(TASK STATEMENT):
Do any lines in the data below contain "display"? If so, copy every one of them.

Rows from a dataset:
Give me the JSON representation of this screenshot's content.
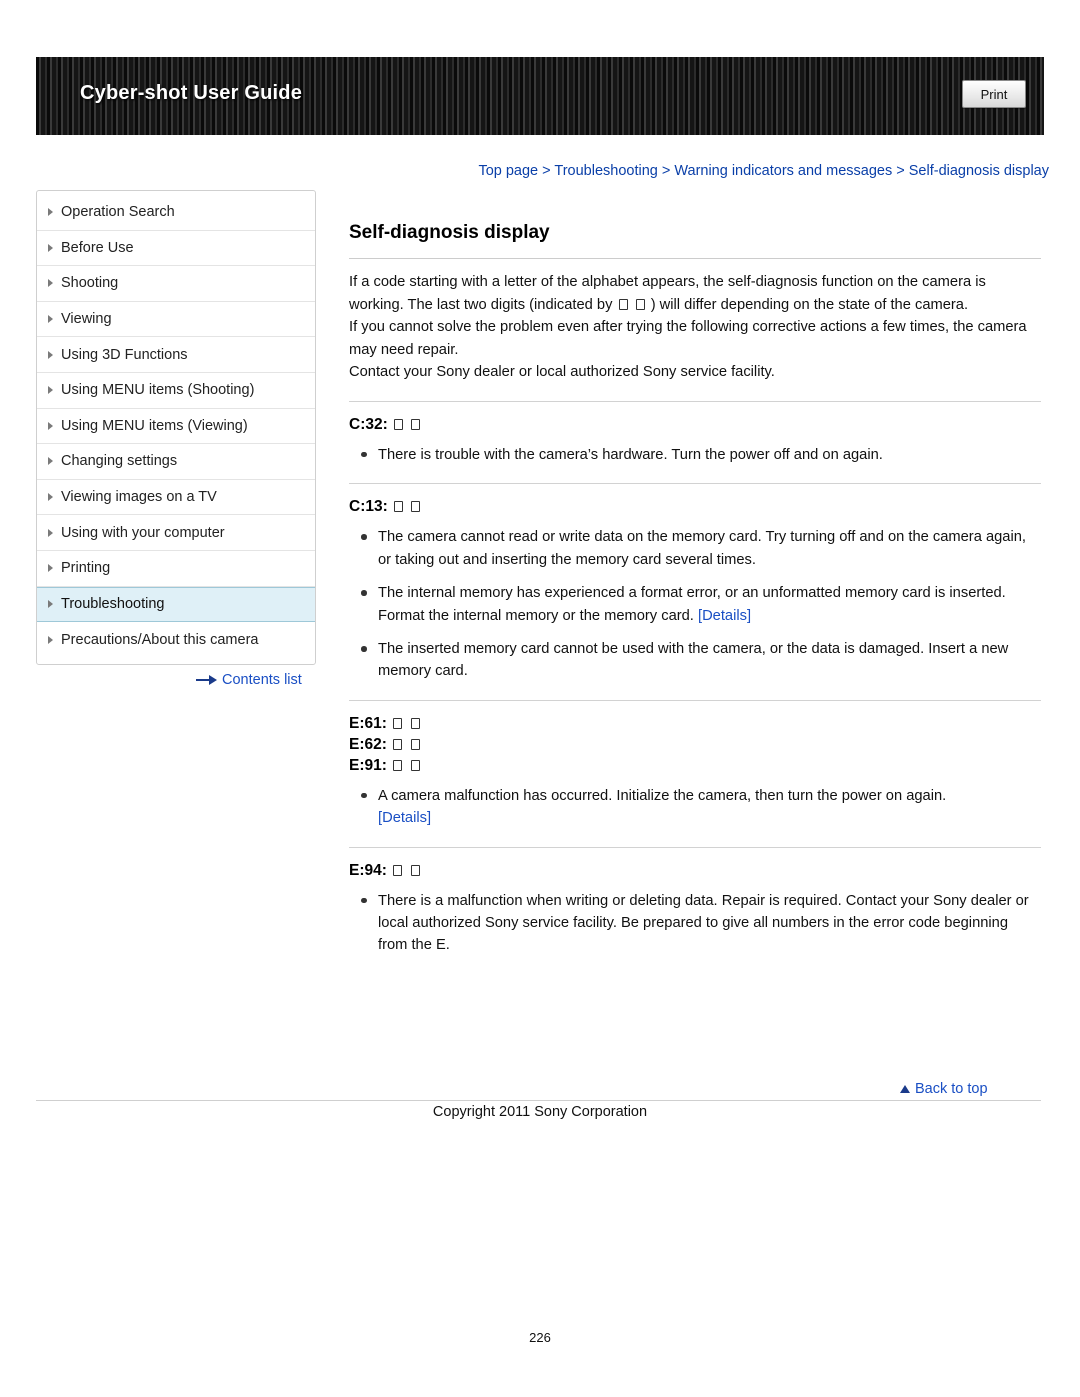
{
  "header": {
    "title": "Cyber-shot User Guide",
    "print_label": "Print"
  },
  "breadcrumb": {
    "items": [
      "Top page",
      "Troubleshooting",
      "Warning indicators and messages",
      "Self-diagnosis display"
    ],
    "separator": ">",
    "text": "Top page > Troubleshooting > Warning indicators and messages > Self-diagnosis display"
  },
  "sidebar": {
    "items": [
      {
        "label": "Operation Search",
        "active": false
      },
      {
        "label": "Before Use",
        "active": false
      },
      {
        "label": "Shooting",
        "active": false
      },
      {
        "label": "Viewing",
        "active": false
      },
      {
        "label": "Using 3D Functions",
        "active": false
      },
      {
        "label": "Using MENU items (Shooting)",
        "active": false
      },
      {
        "label": "Using MENU items (Viewing)",
        "active": false
      },
      {
        "label": "Changing settings",
        "active": false
      },
      {
        "label": "Viewing images on a TV",
        "active": false
      },
      {
        "label": "Using with your computer",
        "active": false
      },
      {
        "label": "Printing",
        "active": false
      },
      {
        "label": "Troubleshooting",
        "active": true
      },
      {
        "label": "Precautions/About this camera",
        "active": false
      }
    ],
    "contents_list_label": "Contents list"
  },
  "main": {
    "title": "Self-diagnosis display",
    "intro_p1_a": "If a code starting with a letter of the alphabet appears, the self-diagnosis function on the camera is working. The last two digits (indicated by",
    "intro_p1_b": ") will differ depending on the state of the camera.",
    "intro_p2": "If you cannot solve the problem even after trying the following corrective actions a few times, the camera may need repair.",
    "intro_p3": "Contact your Sony dealer or local authorized Sony service facility.",
    "sections": [
      {
        "codes": [
          "C:32:"
        ],
        "bullets": [
          {
            "text": "There is trouble with the camera’s hardware. Turn the power off and on again.",
            "link": ""
          }
        ]
      },
      {
        "codes": [
          "C:13:"
        ],
        "bullets": [
          {
            "text": "The camera cannot read or write data on the memory card. Try turning off and on the camera again, or taking out and inserting the memory card several times.",
            "link": ""
          },
          {
            "text": "The internal memory has experienced a format error, or an unformatted memory card is inserted. Format the internal memory or the memory card.",
            "link": "[Details]"
          },
          {
            "text": "The inserted memory card cannot be used with the camera, or the data is damaged. Insert a new memory card.",
            "link": ""
          }
        ]
      },
      {
        "codes": [
          "E:61:",
          "E:62:",
          "E:91:"
        ],
        "bullets": [
          {
            "text": "A camera malfunction has occurred. Initialize the camera, then turn the power on again.",
            "link": "[Details]"
          }
        ]
      },
      {
        "codes": [
          "E:94:"
        ],
        "bullets": [
          {
            "text": "There is a malfunction when writing or deleting data. Repair is required. Contact your Sony dealer or local authorized Sony service facility. Be prepared to give all numbers in the error code beginning from the E.",
            "link": ""
          }
        ]
      }
    ]
  },
  "footer": {
    "back_to_top": "Back to top",
    "copyright": "Copyright 2011 Sony Corporation",
    "page_number": "226"
  },
  "colors": {
    "link": "#1a4fc4",
    "active_bg": "#dff0f7",
    "header_bg": "#1c1c1c"
  }
}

(CORRECT RESPONSE):
      "Self-diagnosis display"
    "text": "Top page > Troubleshooting > Warning indicators and messages > Self-diagnosis display"
    "title": "Self-diagnosis display",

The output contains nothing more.